> SUPPLIED RECORDS:
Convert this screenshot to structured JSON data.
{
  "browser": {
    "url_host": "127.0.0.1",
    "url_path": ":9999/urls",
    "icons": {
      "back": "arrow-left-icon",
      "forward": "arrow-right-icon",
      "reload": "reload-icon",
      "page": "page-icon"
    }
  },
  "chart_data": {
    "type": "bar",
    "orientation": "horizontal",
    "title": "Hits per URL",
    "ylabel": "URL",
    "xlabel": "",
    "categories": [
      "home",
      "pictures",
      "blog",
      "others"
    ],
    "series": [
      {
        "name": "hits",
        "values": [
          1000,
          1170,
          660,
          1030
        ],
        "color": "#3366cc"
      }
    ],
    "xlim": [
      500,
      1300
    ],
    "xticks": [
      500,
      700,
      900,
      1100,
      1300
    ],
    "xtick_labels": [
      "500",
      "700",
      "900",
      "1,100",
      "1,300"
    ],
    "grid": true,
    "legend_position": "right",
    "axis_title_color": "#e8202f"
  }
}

> YOUR TASK: Working from the listing above, pick out every line that has "right" and copy it.

> EXPECTED ANSWER:
      "forward": "arrow-right-icon",
    "legend_position": "right",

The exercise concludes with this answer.